(Written task)
In the lines below, how many hold the word "天书奇谭"? Answer only with the number.

(Data section)

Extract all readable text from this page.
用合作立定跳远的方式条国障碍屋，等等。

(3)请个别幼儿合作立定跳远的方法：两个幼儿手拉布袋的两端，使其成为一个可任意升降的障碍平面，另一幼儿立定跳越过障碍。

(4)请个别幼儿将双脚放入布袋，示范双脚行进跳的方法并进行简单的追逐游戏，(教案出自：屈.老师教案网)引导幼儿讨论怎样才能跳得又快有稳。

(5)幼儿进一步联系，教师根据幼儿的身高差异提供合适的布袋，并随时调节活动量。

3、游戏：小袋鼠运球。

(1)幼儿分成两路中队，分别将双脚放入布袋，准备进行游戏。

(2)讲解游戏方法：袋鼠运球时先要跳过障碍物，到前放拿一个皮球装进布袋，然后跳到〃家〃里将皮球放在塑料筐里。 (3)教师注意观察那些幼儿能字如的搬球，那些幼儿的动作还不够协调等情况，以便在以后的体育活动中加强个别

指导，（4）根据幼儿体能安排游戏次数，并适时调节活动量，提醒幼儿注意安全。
...
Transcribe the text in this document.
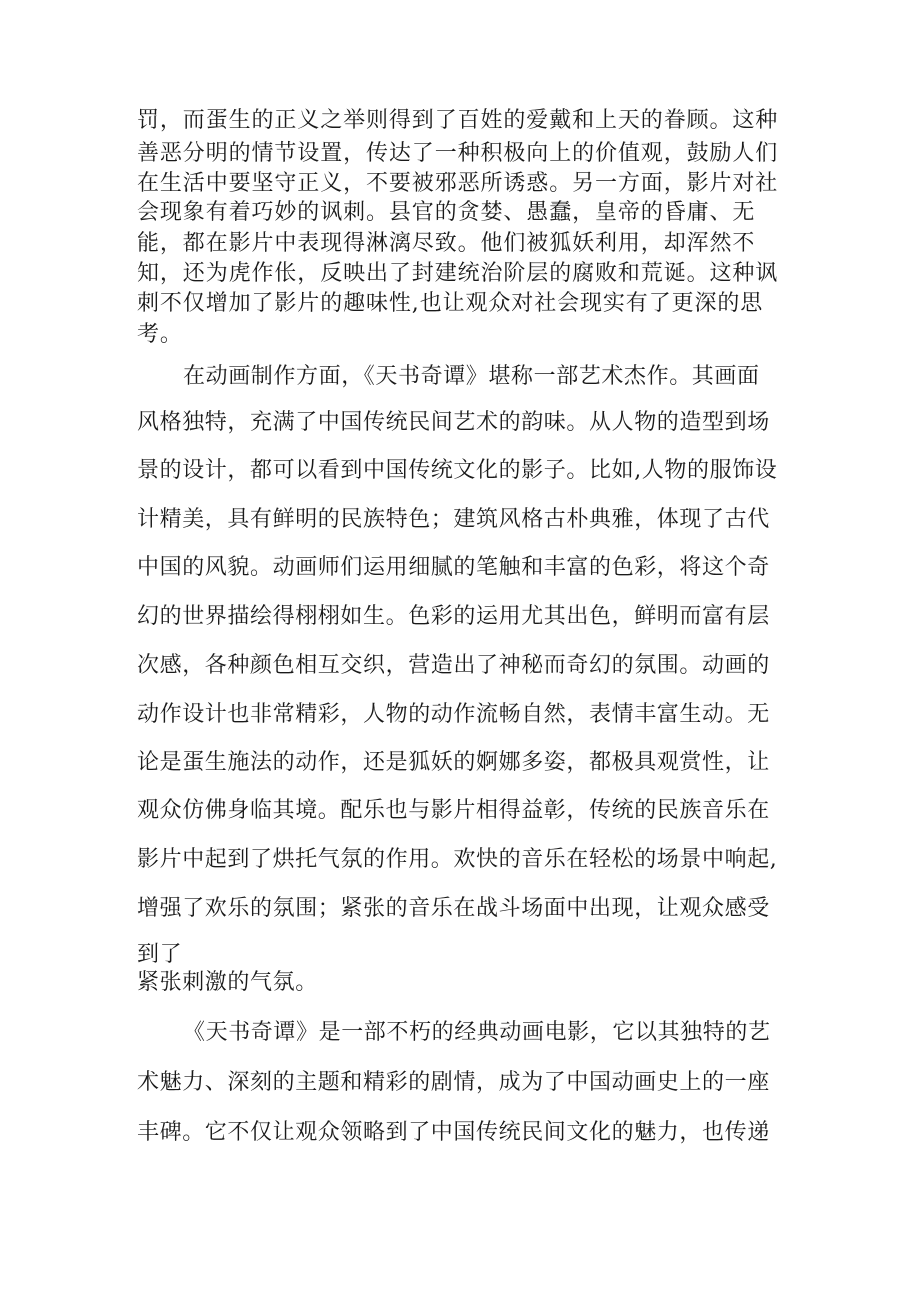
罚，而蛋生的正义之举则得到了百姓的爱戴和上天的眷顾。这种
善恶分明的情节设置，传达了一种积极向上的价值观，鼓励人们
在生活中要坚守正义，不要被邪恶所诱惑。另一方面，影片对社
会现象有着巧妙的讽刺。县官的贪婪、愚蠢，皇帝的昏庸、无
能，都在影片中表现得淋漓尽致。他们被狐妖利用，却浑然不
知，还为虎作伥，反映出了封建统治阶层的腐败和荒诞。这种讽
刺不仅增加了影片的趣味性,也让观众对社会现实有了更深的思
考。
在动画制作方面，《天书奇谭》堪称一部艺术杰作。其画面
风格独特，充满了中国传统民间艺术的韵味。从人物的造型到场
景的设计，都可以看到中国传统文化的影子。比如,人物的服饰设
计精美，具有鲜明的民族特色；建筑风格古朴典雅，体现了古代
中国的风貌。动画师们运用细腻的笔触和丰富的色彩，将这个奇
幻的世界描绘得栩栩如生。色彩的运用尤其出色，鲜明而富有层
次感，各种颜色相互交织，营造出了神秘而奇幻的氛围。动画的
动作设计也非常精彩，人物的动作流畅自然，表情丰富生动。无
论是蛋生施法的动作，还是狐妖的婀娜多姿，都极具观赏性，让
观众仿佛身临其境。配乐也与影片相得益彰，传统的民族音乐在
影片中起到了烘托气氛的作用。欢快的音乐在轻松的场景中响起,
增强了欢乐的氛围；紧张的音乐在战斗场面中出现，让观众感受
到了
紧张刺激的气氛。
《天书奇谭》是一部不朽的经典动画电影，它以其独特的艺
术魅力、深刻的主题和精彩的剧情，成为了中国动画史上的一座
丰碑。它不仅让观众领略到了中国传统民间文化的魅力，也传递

(The completed task)
2